> **INSTRUCTIONS**:
(1) In the faculty biography, which Ninth Circuit judge did the writer clerk for?
(2) Continue the faculty biography, picking up right after its final sentence.

— Begin QUOTED TEXT —

I joined the University of Georgia faculty in 2020 and hold a courtesy appointment at the Grady College of Journalism and Mass Communication, as well as affiliate positions at the Institute for Women’s Studies and the Institute for Cybersecurity and Privacy. I have served as a visiting fellow at the European University Institute and as a visiting scholar at Insper São Paulo. In recent years, I have pursued research in Brazil and Argentina as a MacMillan Center Fellow and presented my work in Brazil, Canada, Germany, Italy, the United Kingdom, and across the United States. Before entering academia, I clerked for Judge M. Margaret McKeown of the U.S. Court of Appeals for the Ninth Circuit and Judge Thomas Griesa of the U.S. District Court for the Southern District of New York. I also worked with the Federal Public Defender in Ohio and assisted the legal team behind the case that ultimately reached the U.S. Supreme Court as Obergefell v. Hodges, which guaranteed same-sex couples the right to marry.

— End QUOTED TEXT —
— Begin GIVEN INFORMATION —

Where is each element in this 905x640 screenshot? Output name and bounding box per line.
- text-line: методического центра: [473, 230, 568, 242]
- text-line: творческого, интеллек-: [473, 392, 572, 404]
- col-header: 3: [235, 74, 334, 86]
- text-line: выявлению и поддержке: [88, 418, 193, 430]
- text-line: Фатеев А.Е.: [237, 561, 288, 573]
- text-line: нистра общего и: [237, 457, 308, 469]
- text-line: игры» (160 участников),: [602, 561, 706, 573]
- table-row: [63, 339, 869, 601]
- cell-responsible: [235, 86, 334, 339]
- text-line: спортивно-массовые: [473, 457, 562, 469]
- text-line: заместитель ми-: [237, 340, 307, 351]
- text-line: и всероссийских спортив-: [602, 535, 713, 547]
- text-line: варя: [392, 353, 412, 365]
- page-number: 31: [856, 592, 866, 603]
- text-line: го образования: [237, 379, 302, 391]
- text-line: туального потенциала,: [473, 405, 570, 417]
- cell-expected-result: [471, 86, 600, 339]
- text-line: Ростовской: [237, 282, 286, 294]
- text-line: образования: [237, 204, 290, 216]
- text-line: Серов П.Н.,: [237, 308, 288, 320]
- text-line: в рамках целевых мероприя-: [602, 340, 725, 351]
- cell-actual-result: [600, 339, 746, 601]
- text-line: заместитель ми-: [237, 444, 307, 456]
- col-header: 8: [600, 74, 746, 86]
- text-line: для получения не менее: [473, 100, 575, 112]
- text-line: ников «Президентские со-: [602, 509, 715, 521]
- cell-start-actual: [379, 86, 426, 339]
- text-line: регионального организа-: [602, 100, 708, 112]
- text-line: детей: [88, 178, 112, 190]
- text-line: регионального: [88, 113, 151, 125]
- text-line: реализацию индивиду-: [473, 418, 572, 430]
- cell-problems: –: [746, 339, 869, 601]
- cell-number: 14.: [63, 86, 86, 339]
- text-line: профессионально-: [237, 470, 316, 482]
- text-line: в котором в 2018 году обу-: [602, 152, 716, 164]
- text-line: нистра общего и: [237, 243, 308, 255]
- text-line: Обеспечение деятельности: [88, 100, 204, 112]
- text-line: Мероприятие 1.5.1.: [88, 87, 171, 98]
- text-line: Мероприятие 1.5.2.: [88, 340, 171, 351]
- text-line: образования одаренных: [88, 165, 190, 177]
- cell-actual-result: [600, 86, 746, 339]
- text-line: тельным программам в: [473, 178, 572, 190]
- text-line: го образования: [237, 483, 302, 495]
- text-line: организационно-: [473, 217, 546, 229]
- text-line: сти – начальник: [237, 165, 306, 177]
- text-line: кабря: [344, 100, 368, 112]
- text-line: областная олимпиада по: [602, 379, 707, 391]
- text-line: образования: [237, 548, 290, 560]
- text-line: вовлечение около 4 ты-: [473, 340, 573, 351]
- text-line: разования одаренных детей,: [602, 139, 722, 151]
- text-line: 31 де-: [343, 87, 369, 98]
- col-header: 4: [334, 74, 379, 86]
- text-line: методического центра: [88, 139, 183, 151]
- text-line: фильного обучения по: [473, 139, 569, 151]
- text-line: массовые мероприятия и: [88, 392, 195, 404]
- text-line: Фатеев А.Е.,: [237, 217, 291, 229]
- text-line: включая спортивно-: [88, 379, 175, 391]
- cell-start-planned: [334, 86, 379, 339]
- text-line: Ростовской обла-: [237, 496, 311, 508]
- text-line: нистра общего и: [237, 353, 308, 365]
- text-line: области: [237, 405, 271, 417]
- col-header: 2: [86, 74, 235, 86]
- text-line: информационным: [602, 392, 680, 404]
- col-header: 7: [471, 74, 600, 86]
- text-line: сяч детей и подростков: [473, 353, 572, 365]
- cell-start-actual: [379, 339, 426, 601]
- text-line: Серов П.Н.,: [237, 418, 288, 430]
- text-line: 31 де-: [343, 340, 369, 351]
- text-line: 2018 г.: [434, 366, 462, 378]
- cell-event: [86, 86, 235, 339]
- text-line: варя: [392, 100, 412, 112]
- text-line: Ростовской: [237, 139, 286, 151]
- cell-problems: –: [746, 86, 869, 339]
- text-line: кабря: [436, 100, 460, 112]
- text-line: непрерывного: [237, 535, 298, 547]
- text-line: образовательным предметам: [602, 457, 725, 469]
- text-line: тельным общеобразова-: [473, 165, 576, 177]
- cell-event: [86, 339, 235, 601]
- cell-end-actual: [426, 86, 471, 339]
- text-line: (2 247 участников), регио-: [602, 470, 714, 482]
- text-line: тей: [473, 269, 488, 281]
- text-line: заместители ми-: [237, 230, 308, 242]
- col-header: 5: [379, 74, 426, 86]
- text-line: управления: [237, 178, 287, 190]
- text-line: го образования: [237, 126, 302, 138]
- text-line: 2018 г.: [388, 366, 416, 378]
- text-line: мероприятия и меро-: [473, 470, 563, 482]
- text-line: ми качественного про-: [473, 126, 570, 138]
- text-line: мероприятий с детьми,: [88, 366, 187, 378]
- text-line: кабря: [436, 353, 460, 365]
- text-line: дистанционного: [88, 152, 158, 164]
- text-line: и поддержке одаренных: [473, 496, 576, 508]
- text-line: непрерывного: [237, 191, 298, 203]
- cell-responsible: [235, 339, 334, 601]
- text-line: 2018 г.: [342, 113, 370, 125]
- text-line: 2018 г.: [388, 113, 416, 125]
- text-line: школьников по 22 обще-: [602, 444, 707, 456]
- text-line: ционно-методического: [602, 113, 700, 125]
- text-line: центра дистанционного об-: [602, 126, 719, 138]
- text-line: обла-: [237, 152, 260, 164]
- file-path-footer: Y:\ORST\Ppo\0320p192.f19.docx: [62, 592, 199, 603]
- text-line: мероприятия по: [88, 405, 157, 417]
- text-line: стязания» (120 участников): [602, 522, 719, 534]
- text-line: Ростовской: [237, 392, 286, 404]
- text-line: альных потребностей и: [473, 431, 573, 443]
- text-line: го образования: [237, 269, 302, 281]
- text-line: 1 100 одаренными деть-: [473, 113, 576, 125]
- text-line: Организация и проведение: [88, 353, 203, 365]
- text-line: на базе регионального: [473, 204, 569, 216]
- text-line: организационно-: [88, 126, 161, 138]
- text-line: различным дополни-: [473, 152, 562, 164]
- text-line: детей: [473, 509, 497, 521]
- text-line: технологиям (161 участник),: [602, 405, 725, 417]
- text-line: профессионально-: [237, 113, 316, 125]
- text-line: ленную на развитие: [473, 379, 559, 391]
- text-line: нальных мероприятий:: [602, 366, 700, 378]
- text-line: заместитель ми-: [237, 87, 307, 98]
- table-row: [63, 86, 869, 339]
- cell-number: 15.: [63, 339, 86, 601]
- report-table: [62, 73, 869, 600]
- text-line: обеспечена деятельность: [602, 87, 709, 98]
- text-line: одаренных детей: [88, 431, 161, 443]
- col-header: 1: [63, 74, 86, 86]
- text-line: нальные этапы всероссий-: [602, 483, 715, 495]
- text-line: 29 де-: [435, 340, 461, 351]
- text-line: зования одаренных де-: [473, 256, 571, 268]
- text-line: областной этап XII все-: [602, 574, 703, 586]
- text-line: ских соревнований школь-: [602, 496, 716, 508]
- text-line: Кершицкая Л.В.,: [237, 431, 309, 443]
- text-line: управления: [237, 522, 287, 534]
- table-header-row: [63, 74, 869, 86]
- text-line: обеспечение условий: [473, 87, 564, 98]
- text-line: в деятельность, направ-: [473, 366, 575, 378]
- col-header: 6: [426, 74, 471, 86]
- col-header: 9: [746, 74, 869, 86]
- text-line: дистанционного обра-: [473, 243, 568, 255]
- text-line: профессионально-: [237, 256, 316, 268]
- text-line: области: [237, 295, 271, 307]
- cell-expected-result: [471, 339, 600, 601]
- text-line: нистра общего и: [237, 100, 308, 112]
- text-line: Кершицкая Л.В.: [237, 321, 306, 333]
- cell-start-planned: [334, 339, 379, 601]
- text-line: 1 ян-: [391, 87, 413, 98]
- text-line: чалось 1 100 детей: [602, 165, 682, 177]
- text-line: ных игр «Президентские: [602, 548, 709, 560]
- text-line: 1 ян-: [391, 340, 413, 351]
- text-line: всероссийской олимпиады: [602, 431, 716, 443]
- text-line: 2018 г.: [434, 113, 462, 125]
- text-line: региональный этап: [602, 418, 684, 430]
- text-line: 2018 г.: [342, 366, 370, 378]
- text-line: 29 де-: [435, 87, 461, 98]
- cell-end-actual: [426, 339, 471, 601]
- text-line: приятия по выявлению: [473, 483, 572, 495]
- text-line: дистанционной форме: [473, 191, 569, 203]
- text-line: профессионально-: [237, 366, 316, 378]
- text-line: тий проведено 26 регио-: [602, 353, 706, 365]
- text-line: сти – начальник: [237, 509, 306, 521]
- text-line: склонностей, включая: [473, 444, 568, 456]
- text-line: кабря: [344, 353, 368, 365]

— End GIVEN INFORMATION —

> **THE RESULTS**:
(1) Judge M. Margaret McKeown of the U.S. Court of Appeals for the Ninth Circuit.

(2)
Raised in a Lebanese-British family, I spent most of my childhood in England and France. After earning my undergraduate degree in International Relations from the University of St Andrews in Scotland, I moved to the United States to attend Emory University as a Bobby Jones Scholar. I received my J.D. magna cum laude from the University of Michigan, where I served as executive editor of the Michigan Law Review, was inducted into the Order of the Coif, and won the Henry M. Bates Award — the school’s highest honor. I then earned my Ph.D. in Law from Yale Law School, where I was a Mellon Fellow.

If you’re interested in learning more about my work, please email me or read my scholarship on SSRN.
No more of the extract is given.